» **Exercise requirements**:
Would you write out the entries below, every one of them, exactly?

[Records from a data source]

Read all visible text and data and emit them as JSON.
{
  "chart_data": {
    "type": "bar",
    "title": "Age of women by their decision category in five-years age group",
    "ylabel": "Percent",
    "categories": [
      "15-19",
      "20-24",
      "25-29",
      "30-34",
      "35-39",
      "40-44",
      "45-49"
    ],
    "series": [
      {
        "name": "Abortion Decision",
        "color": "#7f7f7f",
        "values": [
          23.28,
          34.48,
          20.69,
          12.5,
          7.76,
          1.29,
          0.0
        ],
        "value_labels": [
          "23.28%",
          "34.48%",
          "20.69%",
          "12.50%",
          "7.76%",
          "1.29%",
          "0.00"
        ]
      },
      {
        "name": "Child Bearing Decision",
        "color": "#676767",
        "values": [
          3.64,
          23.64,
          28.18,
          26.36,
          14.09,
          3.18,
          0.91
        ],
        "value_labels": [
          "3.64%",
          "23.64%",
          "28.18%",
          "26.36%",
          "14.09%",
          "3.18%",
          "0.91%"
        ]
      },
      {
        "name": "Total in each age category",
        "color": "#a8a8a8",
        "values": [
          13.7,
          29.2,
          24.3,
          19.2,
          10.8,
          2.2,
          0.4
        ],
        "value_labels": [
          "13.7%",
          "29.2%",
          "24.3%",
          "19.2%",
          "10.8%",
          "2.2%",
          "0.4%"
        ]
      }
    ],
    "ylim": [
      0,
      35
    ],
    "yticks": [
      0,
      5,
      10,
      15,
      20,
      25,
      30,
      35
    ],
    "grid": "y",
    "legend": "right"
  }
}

» **Written answer**:
Read all visible text and data and emit them as JSON.
{
  "chart_data": {
    "type": "bar",
    "title": "Age of women by their decision category in five-years age group",
    "ylabel": "Percent",
    "categories": [
      "15-19",
      "20-24",
      "25-29",
      "30-34",
      "35-39",
      "40-44",
      "45-49"
    ],
    "series": [
      {
        "name": "Abortion Decision",
        "color": "#7f7f7f",
        "values": [
          23.28,
          34.48,
          20.69,
          12.5,
          7.76,
          1.29,
          0.0
        ],
        "value_labels": [
          "23.28%",
          "34.48%",
          "20.69%",
          "12.50%",
          "7.76%",
          "1.29%",
          "0.00"
        ]
      },
      {
        "name": "Child Bearing Decision",
        "color": "#676767",
        "values": [
          3.64,
          23.64,
          28.18,
          26.36,
          14.09,
          3.18,
          0.91
        ],
        "value_labels": [
          "3.64%",
          "23.64%",
          "28.18%",
          "26.36%",
          "14.09%",
          "3.18%",
          "0.91%"
        ]
      },
      {
        "name": "Total in each age category",
        "color": "#a8a8a8",
        "values": [
          13.7,
          29.2,
          24.3,
          19.2,
          10.8,
          2.2,
          0.4
        ],
        "value_labels": [
          "13.7%",
          "29.2%",
          "24.3%",
          "19.2%",
          "10.8%",
          "2.2%",
          "0.4%"
        ]
      }
    ],
    "ylim": [
      0,
      35
    ],
    "yticks": [
      0,
      5,
      10,
      15,
      20,
      25,
      30,
      35
    ],
    "grid": "y",
    "legend": "right"
  }
}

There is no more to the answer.